THE REQUEST — Print the listing below in its entirety, character for character.

MATERIALS PROVIDED —
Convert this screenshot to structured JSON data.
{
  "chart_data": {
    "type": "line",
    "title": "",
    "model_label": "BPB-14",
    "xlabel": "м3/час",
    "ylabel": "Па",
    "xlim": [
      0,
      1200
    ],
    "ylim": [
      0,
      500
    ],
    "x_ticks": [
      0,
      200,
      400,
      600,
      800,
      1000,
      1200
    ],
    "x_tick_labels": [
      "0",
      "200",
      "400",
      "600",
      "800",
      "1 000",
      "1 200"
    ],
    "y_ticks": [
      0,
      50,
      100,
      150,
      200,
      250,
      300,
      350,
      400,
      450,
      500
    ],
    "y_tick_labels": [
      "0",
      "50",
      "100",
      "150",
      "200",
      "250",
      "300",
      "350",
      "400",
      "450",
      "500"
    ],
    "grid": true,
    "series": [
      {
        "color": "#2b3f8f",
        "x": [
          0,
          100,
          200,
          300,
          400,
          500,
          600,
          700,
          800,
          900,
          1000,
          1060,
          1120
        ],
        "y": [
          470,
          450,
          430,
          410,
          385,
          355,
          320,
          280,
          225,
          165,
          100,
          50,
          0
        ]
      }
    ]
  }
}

SOLUTION TO THIS PROBLEM —
Convert this screenshot to structured JSON data.
{
  "chart_data": {
    "type": "line",
    "title": "",
    "model_label": "BPB-14",
    "xlabel": "м3/час",
    "ylabel": "Па",
    "xlim": [
      0,
      1200
    ],
    "ylim": [
      0,
      500
    ],
    "x_ticks": [
      0,
      200,
      400,
      600,
      800,
      1000,
      1200
    ],
    "x_tick_labels": [
      "0",
      "200",
      "400",
      "600",
      "800",
      "1 000",
      "1 200"
    ],
    "y_ticks": [
      0,
      50,
      100,
      150,
      200,
      250,
      300,
      350,
      400,
      450,
      500
    ],
    "y_tick_labels": [
      "0",
      "50",
      "100",
      "150",
      "200",
      "250",
      "300",
      "350",
      "400",
      "450",
      "500"
    ],
    "grid": true,
    "series": [
      {
        "color": "#2b3f8f",
        "x": [
          0,
          100,
          200,
          300,
          400,
          500,
          600,
          700,
          800,
          900,
          1000,
          1060,
          1120
        ],
        "y": [
          470,
          450,
          430,
          410,
          385,
          355,
          320,
          280,
          225,
          165,
          100,
          50,
          0
        ]
      }
    ]
  }
}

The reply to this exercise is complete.